*WHAT THE TASK ASKS*:
Pictures do not belong in the copy; quote every entry below exactly.

*DATA ROWS*:
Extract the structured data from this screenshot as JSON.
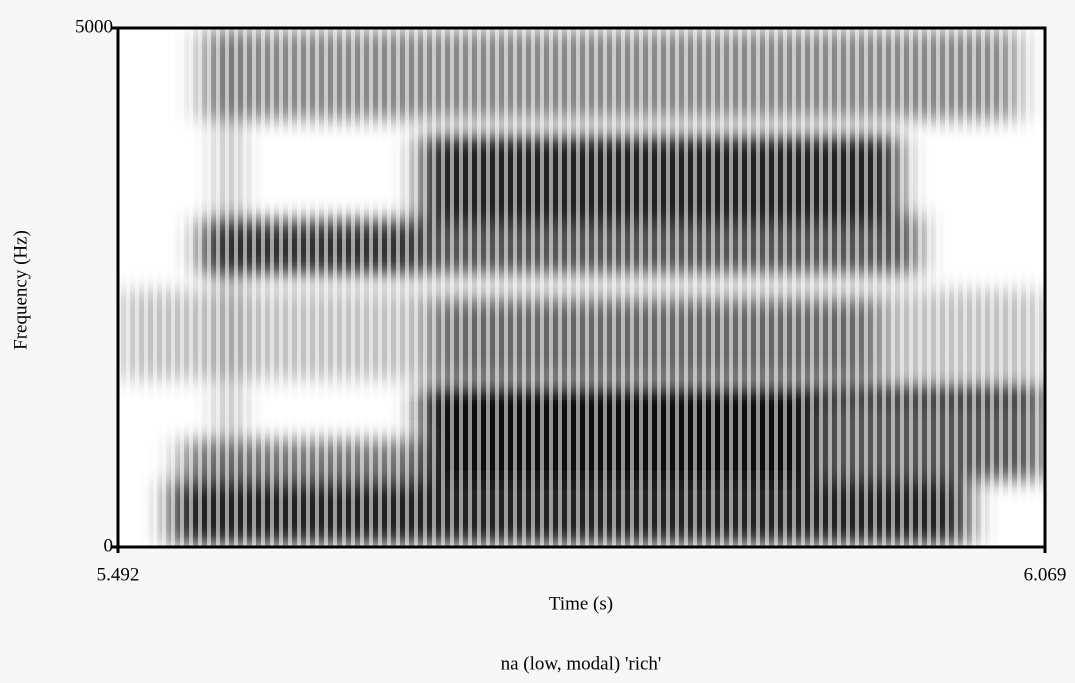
{
  "chart_data": {
    "type": "spectrogram",
    "title": "na (low, modal) 'rich'",
    "xlabel": "Time (s)",
    "ylabel": "Frequency (Hz)",
    "xlim": [
      5.492,
      6.069
    ],
    "xticks": [
      5.492,
      6.069
    ],
    "ylim": [
      0,
      5000
    ],
    "yticks": [
      0,
      5000
    ]
  }
}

*FINAL ANSWER*:
Extract the structured data from this screenshot as JSON.
{
  "chart_data": {
    "type": "spectrogram",
    "title": "na (low, modal) 'rich'",
    "xlabel": "Time (s)",
    "ylabel": "Frequency (Hz)",
    "xlim": [
      5.492,
      6.069
    ],
    "xticks": [
      5.492,
      6.069
    ],
    "ylim": [
      0,
      5000
    ],
    "yticks": [
      0,
      5000
    ]
  }
}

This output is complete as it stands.